* **Figure collection entries**

========

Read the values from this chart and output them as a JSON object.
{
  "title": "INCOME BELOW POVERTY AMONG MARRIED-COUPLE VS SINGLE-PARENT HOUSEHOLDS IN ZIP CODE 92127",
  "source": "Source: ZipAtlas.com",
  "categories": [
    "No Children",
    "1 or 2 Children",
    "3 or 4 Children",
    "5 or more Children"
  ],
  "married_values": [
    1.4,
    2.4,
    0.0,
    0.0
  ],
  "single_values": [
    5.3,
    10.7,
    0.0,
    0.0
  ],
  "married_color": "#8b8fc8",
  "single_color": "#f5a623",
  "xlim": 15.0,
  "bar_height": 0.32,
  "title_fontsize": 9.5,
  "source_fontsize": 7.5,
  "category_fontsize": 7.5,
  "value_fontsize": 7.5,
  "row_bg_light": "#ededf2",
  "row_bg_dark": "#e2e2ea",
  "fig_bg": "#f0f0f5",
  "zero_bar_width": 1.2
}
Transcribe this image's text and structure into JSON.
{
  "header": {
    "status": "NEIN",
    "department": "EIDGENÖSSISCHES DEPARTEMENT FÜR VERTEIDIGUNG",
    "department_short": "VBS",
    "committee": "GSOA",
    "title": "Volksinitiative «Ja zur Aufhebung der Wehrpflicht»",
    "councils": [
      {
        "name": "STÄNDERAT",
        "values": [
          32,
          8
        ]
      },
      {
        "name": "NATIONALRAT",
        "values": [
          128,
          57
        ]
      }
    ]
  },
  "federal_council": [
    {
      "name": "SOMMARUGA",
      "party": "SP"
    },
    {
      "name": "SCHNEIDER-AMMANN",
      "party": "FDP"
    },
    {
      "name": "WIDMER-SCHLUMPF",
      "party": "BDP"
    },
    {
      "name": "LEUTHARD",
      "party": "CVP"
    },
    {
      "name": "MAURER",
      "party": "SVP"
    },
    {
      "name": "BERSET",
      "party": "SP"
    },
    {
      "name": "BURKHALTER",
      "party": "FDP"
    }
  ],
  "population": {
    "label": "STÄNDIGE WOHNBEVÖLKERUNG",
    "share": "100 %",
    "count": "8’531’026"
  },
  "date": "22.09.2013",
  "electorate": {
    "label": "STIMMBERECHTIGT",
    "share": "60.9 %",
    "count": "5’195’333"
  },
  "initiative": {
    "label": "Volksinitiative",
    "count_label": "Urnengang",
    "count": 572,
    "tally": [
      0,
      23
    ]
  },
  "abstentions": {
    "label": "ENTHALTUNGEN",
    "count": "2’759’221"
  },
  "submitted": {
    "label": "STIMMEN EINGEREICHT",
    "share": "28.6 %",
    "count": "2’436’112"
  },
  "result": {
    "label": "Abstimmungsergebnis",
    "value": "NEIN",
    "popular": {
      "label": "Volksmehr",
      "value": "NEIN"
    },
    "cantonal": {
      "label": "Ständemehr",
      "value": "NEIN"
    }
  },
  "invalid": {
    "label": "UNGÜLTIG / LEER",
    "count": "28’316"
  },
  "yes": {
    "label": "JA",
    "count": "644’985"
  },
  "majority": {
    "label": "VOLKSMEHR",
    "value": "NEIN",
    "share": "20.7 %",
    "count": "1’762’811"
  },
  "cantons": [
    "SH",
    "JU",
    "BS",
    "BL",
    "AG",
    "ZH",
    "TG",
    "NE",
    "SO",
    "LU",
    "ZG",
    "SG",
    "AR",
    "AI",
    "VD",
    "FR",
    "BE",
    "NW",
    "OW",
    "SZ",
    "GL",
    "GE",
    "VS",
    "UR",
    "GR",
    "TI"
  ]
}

========

* **Exercise prompt**
State only how many lines in the material include "this".

* **Reply**
2